Copy out all lines of the records in which the word "optimisé" appears.

[Dataset records]
....................

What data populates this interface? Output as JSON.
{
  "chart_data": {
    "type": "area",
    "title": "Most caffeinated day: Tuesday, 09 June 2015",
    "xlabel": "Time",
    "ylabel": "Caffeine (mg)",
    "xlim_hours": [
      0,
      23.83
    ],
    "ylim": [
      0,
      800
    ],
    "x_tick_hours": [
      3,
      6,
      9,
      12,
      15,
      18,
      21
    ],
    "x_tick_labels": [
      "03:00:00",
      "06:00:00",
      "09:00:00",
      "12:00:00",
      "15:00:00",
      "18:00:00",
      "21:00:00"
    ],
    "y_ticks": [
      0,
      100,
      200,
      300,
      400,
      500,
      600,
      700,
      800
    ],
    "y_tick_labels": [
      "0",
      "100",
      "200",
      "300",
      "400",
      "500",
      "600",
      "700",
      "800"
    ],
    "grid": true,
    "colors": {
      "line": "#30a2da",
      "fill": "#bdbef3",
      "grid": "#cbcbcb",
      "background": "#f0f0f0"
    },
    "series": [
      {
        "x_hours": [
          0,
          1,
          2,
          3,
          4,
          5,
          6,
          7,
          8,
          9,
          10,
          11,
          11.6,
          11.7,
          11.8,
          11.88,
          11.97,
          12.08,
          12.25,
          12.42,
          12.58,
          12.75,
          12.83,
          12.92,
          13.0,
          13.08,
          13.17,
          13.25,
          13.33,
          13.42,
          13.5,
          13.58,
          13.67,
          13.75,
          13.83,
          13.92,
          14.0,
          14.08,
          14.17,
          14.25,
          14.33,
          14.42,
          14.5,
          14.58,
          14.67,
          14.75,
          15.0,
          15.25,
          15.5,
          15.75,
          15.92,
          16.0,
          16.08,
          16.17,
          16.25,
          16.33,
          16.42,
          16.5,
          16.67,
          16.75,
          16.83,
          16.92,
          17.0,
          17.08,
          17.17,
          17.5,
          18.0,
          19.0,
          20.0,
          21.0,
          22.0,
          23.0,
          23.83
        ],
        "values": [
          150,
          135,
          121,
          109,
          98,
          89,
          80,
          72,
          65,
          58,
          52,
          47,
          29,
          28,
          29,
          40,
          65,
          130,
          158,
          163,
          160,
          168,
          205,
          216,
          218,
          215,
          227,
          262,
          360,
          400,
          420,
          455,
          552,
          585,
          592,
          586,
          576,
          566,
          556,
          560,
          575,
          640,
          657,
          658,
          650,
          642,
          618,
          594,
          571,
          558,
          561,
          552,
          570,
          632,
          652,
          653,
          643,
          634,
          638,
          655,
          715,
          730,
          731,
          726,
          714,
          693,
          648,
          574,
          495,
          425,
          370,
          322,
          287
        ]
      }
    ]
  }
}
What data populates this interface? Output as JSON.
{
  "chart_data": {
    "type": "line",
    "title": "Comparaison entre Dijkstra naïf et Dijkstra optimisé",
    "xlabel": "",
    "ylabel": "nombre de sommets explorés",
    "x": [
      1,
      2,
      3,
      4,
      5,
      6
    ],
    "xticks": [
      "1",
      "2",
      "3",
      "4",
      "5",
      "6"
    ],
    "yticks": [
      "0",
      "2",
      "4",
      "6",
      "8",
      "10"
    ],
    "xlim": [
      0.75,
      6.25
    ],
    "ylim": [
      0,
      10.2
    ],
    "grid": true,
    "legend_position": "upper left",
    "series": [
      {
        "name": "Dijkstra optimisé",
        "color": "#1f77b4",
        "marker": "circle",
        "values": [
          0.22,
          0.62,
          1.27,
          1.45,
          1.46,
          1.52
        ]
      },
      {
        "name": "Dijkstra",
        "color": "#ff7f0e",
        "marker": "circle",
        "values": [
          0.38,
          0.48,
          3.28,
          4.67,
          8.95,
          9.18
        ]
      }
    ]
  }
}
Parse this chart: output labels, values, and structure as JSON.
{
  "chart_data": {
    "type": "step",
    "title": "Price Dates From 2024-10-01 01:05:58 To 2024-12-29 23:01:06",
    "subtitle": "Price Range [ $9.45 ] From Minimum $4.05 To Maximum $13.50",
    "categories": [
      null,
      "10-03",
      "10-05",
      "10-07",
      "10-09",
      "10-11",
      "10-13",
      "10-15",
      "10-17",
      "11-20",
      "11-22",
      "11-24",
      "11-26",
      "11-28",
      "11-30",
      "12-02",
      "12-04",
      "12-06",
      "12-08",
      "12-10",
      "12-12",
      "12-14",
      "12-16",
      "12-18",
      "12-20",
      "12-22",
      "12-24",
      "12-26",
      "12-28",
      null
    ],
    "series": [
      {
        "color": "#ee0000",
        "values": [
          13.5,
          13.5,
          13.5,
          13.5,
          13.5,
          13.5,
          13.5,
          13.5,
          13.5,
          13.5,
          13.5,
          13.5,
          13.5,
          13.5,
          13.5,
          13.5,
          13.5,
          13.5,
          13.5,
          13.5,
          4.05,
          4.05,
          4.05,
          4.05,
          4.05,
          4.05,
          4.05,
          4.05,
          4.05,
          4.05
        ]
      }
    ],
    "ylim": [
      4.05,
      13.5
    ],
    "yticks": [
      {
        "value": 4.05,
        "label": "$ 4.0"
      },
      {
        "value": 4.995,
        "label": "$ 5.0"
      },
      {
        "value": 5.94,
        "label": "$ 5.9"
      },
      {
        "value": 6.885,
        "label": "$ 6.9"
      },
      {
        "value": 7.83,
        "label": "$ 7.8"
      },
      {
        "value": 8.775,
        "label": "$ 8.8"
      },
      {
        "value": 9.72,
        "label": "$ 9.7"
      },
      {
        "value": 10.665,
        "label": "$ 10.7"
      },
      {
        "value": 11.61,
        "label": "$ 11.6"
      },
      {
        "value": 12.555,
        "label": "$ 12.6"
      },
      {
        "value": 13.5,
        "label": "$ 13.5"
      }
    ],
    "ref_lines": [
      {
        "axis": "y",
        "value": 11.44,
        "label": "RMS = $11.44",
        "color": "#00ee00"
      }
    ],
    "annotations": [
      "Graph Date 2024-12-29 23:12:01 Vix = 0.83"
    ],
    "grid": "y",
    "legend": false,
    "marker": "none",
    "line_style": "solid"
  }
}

....................

[Response to the exercise]
    "title": "Comparaison entre Dijkstra naïf et Dijkstra optimisé",
        "name": "Dijkstra optimisé",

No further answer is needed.